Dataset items
+ + + + + + +

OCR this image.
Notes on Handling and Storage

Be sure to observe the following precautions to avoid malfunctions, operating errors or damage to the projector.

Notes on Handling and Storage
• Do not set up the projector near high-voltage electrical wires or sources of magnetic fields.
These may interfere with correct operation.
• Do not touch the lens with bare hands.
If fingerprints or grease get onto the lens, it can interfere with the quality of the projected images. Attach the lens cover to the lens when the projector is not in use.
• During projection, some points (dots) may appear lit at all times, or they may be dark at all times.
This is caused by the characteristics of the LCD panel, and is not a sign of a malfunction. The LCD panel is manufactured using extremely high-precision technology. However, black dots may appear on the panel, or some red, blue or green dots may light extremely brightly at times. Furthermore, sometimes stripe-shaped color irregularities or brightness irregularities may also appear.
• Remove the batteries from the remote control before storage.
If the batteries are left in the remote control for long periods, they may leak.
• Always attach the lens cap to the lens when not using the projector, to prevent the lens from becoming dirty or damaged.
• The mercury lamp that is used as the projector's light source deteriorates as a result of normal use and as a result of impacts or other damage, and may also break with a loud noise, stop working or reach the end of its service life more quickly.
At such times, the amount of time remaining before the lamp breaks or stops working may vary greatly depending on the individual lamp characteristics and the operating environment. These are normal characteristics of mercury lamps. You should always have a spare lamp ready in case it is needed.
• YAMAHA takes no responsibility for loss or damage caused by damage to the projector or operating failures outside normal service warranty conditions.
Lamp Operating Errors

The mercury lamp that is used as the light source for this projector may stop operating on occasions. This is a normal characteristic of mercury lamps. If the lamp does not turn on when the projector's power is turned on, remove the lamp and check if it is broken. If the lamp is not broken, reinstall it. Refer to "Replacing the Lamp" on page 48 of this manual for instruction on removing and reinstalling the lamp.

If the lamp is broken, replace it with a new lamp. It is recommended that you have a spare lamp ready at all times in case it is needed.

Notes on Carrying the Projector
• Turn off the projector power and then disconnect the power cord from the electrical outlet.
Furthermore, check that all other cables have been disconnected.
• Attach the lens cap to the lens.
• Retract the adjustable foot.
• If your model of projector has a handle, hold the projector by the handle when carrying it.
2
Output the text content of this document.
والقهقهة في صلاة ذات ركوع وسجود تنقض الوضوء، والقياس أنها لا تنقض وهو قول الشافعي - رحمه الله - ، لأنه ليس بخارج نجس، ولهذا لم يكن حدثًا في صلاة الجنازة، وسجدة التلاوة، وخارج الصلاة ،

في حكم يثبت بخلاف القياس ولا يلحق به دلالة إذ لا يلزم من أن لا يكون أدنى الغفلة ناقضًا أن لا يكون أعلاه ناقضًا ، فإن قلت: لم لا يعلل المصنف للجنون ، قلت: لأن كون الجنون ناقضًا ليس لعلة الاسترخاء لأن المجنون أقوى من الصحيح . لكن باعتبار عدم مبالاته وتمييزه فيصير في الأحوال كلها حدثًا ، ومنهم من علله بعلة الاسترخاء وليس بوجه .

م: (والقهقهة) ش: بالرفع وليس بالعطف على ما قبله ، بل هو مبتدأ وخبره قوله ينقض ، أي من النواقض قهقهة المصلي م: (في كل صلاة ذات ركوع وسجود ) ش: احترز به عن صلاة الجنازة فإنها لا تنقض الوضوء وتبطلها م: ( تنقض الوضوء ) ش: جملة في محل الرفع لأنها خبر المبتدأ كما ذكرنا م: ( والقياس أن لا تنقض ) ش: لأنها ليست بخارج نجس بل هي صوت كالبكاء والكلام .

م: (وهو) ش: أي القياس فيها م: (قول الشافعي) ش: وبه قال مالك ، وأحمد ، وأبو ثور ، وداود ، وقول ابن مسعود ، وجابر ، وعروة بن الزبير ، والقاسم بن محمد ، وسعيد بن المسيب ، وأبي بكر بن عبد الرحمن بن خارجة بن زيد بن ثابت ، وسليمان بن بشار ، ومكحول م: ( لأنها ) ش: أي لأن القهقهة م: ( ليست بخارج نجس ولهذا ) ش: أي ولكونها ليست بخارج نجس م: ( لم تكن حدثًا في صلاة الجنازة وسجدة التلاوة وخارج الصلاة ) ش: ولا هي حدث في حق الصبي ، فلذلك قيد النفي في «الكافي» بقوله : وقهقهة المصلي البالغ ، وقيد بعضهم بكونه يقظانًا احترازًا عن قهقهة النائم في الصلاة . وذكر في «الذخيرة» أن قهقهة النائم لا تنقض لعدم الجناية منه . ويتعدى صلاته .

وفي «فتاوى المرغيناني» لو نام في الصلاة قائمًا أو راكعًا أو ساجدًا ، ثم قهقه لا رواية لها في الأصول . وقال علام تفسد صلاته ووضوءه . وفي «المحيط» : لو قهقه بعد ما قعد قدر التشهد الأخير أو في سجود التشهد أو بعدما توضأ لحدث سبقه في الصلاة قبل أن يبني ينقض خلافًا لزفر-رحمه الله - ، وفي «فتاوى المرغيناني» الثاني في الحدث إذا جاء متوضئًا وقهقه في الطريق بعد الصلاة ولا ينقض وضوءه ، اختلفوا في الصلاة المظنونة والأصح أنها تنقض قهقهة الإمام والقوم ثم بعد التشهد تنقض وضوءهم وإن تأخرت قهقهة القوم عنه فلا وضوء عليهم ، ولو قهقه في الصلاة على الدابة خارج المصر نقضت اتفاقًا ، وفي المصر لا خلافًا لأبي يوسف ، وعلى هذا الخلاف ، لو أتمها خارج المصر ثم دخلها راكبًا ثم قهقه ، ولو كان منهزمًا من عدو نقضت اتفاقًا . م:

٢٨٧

+ + + + + + +

- _WHAT YOU WILL DO_
Collect every line from the records above that contains the word "وليس".

- _SOLUTION FOR THIS EXERCISE_
في حكم يثبت بخلاف القياس ولا يلحق به دلالة إذ لا يلزم من أن لا يكون أدنى الغفلة ناقضًا أن لا يكون أعلاه ناقضًا ، فإن قلت: لم لا يعلل المصنف للجنون ، قلت: لأن كون الجنون ناقضًا ليس لعلة الاسترخاء لأن المجنون أقوى من الصحيح . لكن باعتبار عدم مبالاته وتمييزه فيصير في الأحوال كلها حدثًا ، ومنهم من علله بعلة الاسترخاء وليس بوجه .
م: (والقهقهة) ش: بالرفع وليس بالعطف على ما قبله ، بل هو مبتدأ وخبره قوله ينقض ، أي من النواقض قهقهة المصلي م: (في كل صلاة ذات ركوع وسجود ) ش: احترز به عن صلاة الجنازة فإنها لا تنقض الوضوء وتبطلها م: ( تنقض الوضوء ) ش: جملة في محل الرفع لأنها خبر المبتدأ كما ذكرنا م: ( والقياس أن لا تنقض ) ش: لأنها ليست بخارج نجس بل هي صوت كالبكاء والكلام .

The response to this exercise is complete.